WHAT YOU SHOULD DO: Records follow. Pull out every line that contains "시간대설정".

PROVIDED ENTRIES:
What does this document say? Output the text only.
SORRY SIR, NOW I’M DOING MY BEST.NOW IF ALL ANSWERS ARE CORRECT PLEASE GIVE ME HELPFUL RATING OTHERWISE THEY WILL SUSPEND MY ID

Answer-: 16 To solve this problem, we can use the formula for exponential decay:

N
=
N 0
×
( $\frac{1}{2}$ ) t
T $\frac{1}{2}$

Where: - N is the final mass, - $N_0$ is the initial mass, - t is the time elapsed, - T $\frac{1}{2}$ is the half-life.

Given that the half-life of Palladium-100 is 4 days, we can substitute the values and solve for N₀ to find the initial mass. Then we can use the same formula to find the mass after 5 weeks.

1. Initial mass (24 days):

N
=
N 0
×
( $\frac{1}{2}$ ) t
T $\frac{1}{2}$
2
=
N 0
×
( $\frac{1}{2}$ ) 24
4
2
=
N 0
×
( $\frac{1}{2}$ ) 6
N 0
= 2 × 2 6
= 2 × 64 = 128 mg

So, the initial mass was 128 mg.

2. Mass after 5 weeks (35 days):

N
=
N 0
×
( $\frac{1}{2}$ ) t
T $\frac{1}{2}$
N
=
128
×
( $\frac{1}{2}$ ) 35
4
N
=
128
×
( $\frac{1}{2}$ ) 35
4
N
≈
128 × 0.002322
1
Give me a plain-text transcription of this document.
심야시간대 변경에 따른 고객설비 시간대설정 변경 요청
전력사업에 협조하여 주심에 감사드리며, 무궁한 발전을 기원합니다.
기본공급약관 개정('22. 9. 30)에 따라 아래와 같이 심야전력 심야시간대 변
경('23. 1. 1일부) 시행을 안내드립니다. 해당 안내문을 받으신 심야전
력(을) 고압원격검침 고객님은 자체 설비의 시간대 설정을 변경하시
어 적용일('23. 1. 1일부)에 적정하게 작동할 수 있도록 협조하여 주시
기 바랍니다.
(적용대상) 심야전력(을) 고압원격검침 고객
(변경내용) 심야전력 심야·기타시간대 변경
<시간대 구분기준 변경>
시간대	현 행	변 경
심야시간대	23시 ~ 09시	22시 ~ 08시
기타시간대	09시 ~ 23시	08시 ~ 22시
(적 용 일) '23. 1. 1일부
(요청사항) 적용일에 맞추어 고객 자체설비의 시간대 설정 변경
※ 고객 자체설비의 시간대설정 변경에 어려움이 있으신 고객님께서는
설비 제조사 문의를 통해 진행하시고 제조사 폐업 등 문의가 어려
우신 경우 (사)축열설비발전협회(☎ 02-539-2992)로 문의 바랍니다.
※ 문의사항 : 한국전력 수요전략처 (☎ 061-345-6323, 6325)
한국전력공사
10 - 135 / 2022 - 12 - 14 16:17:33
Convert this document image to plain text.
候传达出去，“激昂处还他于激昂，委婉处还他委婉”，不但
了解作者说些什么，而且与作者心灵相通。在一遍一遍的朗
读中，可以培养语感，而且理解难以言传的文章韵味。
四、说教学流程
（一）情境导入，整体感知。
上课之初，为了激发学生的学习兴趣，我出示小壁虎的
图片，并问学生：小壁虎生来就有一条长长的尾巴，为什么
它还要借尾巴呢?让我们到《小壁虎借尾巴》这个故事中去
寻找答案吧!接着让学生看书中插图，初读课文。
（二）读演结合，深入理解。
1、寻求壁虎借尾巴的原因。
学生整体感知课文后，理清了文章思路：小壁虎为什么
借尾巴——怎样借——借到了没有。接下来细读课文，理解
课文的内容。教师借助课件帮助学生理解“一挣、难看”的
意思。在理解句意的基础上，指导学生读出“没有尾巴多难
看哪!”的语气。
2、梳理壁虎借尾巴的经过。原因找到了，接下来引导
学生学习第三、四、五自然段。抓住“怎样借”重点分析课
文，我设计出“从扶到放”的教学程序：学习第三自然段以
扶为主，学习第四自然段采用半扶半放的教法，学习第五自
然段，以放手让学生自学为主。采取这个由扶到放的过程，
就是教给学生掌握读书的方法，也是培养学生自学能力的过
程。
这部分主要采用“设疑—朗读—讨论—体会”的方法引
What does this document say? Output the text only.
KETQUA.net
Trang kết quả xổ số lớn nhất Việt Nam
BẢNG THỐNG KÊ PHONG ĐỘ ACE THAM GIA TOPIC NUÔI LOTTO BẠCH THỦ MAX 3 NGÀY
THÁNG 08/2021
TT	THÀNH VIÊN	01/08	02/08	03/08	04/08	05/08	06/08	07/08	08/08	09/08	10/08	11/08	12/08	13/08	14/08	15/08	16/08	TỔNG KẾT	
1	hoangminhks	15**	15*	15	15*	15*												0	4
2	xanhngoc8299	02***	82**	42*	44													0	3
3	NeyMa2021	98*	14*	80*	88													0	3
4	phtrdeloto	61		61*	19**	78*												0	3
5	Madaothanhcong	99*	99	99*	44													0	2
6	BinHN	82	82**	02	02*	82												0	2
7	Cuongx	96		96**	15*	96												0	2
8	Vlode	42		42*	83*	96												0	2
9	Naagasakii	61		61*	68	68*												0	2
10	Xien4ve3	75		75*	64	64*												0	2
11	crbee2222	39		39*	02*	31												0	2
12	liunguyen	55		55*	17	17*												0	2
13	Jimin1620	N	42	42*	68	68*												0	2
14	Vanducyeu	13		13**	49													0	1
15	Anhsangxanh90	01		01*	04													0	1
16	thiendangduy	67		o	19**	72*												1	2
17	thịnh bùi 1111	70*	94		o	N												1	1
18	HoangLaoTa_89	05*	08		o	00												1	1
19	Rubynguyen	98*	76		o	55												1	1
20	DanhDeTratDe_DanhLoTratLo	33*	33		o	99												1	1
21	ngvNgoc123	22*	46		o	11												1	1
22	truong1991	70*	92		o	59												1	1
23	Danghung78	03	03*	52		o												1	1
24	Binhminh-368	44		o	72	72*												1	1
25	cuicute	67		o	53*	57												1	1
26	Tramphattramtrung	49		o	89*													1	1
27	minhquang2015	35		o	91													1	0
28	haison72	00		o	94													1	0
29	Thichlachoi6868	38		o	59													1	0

TASK ANSWER:
심야시간대 변경에 따른 고객설비 시간대설정 변경 요청
※ 고객 자체설비의 시간대설정 변경에 어려움이 있으신 고객님께서는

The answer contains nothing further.